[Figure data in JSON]
•••••

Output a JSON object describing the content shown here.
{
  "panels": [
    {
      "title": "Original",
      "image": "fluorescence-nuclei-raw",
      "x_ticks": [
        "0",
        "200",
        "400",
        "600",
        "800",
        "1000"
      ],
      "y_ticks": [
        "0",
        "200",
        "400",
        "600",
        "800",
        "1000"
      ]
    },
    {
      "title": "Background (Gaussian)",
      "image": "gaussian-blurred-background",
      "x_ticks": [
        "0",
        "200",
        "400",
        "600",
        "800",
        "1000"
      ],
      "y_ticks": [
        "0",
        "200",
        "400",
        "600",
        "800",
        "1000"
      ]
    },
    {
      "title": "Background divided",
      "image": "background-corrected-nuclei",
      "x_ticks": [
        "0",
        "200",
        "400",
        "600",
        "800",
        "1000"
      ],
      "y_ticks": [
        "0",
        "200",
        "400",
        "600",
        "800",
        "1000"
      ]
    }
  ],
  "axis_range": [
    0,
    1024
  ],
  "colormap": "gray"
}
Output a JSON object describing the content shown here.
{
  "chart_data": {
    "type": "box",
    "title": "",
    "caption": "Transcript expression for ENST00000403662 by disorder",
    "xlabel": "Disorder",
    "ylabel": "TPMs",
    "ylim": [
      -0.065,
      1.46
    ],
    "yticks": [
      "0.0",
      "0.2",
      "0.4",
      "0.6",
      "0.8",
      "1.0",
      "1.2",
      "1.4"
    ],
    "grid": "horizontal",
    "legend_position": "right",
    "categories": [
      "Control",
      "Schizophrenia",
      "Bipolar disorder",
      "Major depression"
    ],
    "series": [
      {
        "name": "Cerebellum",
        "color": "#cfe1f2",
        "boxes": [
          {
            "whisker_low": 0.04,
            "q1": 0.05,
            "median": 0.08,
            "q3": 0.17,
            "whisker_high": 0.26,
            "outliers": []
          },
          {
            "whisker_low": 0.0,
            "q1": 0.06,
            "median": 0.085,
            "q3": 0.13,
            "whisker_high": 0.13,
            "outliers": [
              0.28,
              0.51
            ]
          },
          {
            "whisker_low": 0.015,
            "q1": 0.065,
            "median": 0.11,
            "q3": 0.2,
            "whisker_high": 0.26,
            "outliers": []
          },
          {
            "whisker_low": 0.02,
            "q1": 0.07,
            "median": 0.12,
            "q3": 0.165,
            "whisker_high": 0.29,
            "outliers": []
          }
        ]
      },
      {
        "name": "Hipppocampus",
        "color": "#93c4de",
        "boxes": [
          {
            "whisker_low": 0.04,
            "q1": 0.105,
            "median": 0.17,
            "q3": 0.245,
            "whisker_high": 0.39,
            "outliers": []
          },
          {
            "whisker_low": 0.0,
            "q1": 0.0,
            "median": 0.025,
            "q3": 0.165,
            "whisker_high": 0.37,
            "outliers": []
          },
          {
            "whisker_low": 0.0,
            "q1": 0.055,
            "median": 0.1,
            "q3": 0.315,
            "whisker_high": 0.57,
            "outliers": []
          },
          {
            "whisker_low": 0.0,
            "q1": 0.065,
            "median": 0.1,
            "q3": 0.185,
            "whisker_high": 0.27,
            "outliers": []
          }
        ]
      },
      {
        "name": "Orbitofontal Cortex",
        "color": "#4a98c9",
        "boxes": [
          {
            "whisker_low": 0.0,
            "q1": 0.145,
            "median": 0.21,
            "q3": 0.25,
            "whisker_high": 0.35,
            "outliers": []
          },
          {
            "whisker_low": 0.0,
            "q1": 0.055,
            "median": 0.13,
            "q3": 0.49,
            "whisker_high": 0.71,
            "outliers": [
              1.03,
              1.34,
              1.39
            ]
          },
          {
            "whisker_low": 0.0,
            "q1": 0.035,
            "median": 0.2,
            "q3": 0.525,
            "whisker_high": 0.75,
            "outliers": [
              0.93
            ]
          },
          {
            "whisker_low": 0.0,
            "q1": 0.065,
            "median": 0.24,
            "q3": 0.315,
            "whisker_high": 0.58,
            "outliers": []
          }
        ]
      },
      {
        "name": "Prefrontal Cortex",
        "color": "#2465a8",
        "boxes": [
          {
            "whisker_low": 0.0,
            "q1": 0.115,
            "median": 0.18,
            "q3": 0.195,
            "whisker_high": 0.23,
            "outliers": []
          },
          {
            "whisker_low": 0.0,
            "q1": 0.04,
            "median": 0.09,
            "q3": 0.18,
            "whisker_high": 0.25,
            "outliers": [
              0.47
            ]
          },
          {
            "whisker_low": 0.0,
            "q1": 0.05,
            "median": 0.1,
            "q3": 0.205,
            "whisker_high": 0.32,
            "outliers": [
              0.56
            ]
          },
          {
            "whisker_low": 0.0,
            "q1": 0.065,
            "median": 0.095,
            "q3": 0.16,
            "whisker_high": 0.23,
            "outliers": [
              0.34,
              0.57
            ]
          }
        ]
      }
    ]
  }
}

•••••

> **Exercise aim**:
Please restate the data word for word, every record included.

> **Solution for this problem**:
Output a JSON object describing the content shown here.
{
  "panels": [
    {
      "title": "Original",
      "image": "fluorescence-nuclei-raw",
      "x_ticks": [
        "0",
        "200",
        "400",
        "600",
        "800",
        "1000"
      ],
      "y_ticks": [
        "0",
        "200",
        "400",
        "600",
        "800",
        "1000"
      ]
    },
    {
      "title": "Background (Gaussian)",
      "image": "gaussian-blurred-background",
      "x_ticks": [
        "0",
        "200",
        "400",
        "600",
        "800",
        "1000"
      ],
      "y_ticks": [
        "0",
        "200",
        "400",
        "600",
        "800",
        "1000"
      ]
    },
    {
      "title": "Background divided",
      "image": "background-corrected-nuclei",
      "x_ticks": [
        "0",
        "200",
        "400",
        "600",
        "800",
        "1000"
      ],
      "y_ticks": [
        "0",
        "200",
        "400",
        "600",
        "800",
        "1000"
      ]
    }
  ],
  "axis_range": [
    0,
    1024
  ],
  "colormap": "gray"
}
Output a JSON object describing the content shown here.
{
  "chart_data": {
    "type": "box",
    "title": "",
    "caption": "Transcript expression for ENST00000403662 by disorder",
    "xlabel": "Disorder",
    "ylabel": "TPMs",
    "ylim": [
      -0.065,
      1.46
    ],
    "yticks": [
      "0.0",
      "0.2",
      "0.4",
      "0.6",
      "0.8",
      "1.0",
      "1.2",
      "1.4"
    ],
    "grid": "horizontal",
    "legend_position": "right",
    "categories": [
      "Control",
      "Schizophrenia",
      "Bipolar disorder",
      "Major depression"
    ],
    "series": [
      {
        "name": "Cerebellum",
        "color": "#cfe1f2",
        "boxes": [
          {
            "whisker_low": 0.04,
            "q1": 0.05,
            "median": 0.08,
            "q3": 0.17,
            "whisker_high": 0.26,
            "outliers": []
          },
          {
            "whisker_low": 0.0,
            "q1": 0.06,
            "median": 0.085,
            "q3": 0.13,
            "whisker_high": 0.13,
            "outliers": [
              0.28,
              0.51
            ]
          },
          {
            "whisker_low": 0.015,
            "q1": 0.065,
            "median": 0.11,
            "q3": 0.2,
            "whisker_high": 0.26,
            "outliers": []
          },
          {
            "whisker_low": 0.02,
            "q1": 0.07,
            "median": 0.12,
            "q3": 0.165,
            "whisker_high": 0.29,
            "outliers": []
          }
        ]
      },
      {
        "name": "Hipppocampus",
        "color": "#93c4de",
        "boxes": [
          {
            "whisker_low": 0.04,
            "q1": 0.105,
            "median": 0.17,
            "q3": 0.245,
            "whisker_high": 0.39,
            "outliers": []
          },
          {
            "whisker_low": 0.0,
            "q1": 0.0,
            "median": 0.025,
            "q3": 0.165,
            "whisker_high": 0.37,
            "outliers": []
          },
          {
            "whisker_low": 0.0,
            "q1": 0.055,
            "median": 0.1,
            "q3": 0.315,
            "whisker_high": 0.57,
            "outliers": []
          },
          {
            "whisker_low": 0.0,
            "q1": 0.065,
            "median": 0.1,
            "q3": 0.185,
            "whisker_high": 0.27,
            "outliers": []
          }
        ]
      },
      {
        "name": "Orbitofontal Cortex",
        "color": "#4a98c9",
        "boxes": [
          {
            "whisker_low": 0.0,
            "q1": 0.145,
            "median": 0.21,
            "q3": 0.25,
            "whisker_high": 0.35,
            "outliers": []
          },
          {
            "whisker_low": 0.0,
            "q1": 0.055,
            "median": 0.13,
            "q3": 0.49,
            "whisker_high": 0.71,
            "outliers": [
              1.03,
              1.34,
              1.39
            ]
          },
          {
            "whisker_low": 0.0,
            "q1": 0.035,
            "median": 0.2,
            "q3": 0.525,
            "whisker_high": 0.75,
            "outliers": [
              0.93
            ]
          },
          {
            "whisker_low": 0.0,
            "q1": 0.065,
            "median": 0.24,
            "q3": 0.315,
            "whisker_high": 0.58,
            "outliers": []
          }
        ]
      },
      {
        "name": "Prefrontal Cortex",
        "color": "#2465a8",
        "boxes": [
          {
            "whisker_low": 0.0,
            "q1": 0.115,
            "median": 0.18,
            "q3": 0.195,
            "whisker_high": 0.23,
            "outliers": []
          },
          {
            "whisker_low": 0.0,
            "q1": 0.04,
            "median": 0.09,
            "q3": 0.18,
            "whisker_high": 0.25,
            "outliers": [
              0.47
            ]
          },
          {
            "whisker_low": 0.0,
            "q1": 0.05,
            "median": 0.1,
            "q3": 0.205,
            "whisker_high": 0.32,
            "outliers": [
              0.56
            ]
          },
          {
            "whisker_low": 0.0,
            "q1": 0.065,
            "median": 0.095,
            "q3": 0.16,
            "whisker_high": 0.23,
            "outliers": [
              0.34,
              0.57
            ]
          }
        ]
      }
    ]
  }
}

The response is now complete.